Problem details: Can you transcribe every record below exactly as it appears?

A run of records
━━━

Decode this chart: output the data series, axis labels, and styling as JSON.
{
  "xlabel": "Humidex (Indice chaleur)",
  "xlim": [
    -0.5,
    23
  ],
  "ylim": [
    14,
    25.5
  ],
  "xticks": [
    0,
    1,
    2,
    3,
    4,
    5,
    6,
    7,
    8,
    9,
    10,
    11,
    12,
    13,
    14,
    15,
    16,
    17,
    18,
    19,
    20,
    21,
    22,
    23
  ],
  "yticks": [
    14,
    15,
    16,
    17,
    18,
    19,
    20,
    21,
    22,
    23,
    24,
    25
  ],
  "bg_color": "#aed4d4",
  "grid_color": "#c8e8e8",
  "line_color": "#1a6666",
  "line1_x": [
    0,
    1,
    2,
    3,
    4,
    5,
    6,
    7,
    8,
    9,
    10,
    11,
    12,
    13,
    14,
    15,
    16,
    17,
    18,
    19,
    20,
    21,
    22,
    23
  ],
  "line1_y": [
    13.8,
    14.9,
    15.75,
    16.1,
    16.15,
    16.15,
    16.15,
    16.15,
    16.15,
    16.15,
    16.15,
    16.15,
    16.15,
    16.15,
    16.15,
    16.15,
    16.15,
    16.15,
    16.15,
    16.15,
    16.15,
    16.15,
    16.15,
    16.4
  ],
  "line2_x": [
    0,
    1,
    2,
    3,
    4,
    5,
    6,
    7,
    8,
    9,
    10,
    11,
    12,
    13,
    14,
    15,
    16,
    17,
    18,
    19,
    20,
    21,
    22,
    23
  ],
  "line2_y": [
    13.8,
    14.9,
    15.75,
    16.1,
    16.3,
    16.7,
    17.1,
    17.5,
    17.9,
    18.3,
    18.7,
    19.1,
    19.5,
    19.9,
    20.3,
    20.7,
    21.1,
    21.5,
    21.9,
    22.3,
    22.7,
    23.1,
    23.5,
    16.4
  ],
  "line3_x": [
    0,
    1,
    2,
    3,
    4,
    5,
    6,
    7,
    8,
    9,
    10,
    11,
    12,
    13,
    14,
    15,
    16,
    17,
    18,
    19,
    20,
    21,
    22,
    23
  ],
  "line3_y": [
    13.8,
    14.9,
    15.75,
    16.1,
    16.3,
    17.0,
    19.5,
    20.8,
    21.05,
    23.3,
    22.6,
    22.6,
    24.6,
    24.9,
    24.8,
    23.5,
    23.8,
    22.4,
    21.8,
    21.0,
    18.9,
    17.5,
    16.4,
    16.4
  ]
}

━━━

The result:
Decode this chart: output the data series, axis labels, and styling as JSON.
{
  "xlabel": "Humidex (Indice chaleur)",
  "xlim": [
    -0.5,
    23
  ],
  "ylim": [
    14,
    25.5
  ],
  "xticks": [
    0,
    1,
    2,
    3,
    4,
    5,
    6,
    7,
    8,
    9,
    10,
    11,
    12,
    13,
    14,
    15,
    16,
    17,
    18,
    19,
    20,
    21,
    22,
    23
  ],
  "yticks": [
    14,
    15,
    16,
    17,
    18,
    19,
    20,
    21,
    22,
    23,
    24,
    25
  ],
  "bg_color": "#aed4d4",
  "grid_color": "#c8e8e8",
  "line_color": "#1a6666",
  "line1_x": [
    0,
    1,
    2,
    3,
    4,
    5,
    6,
    7,
    8,
    9,
    10,
    11,
    12,
    13,
    14,
    15,
    16,
    17,
    18,
    19,
    20,
    21,
    22,
    23
  ],
  "line1_y": [
    13.8,
    14.9,
    15.75,
    16.1,
    16.15,
    16.15,
    16.15,
    16.15,
    16.15,
    16.15,
    16.15,
    16.15,
    16.15,
    16.15,
    16.15,
    16.15,
    16.15,
    16.15,
    16.15,
    16.15,
    16.15,
    16.15,
    16.15,
    16.4
  ],
  "line2_x": [
    0,
    1,
    2,
    3,
    4,
    5,
    6,
    7,
    8,
    9,
    10,
    11,
    12,
    13,
    14,
    15,
    16,
    17,
    18,
    19,
    20,
    21,
    22,
    23
  ],
  "line2_y": [
    13.8,
    14.9,
    15.75,
    16.1,
    16.3,
    16.7,
    17.1,
    17.5,
    17.9,
    18.3,
    18.7,
    19.1,
    19.5,
    19.9,
    20.3,
    20.7,
    21.1,
    21.5,
    21.9,
    22.3,
    22.7,
    23.1,
    23.5,
    16.4
  ],
  "line3_x": [
    0,
    1,
    2,
    3,
    4,
    5,
    6,
    7,
    8,
    9,
    10,
    11,
    12,
    13,
    14,
    15,
    16,
    17,
    18,
    19,
    20,
    21,
    22,
    23
  ],
  "line3_y": [
    13.8,
    14.9,
    15.75,
    16.1,
    16.3,
    17.0,
    19.5,
    20.8,
    21.05,
    23.3,
    22.6,
    22.6,
    24.6,
    24.9,
    24.8,
    23.5,
    23.8,
    22.4,
    21.8,
    21.0,
    18.9,
    17.5,
    16.4,
    16.4
  ]
}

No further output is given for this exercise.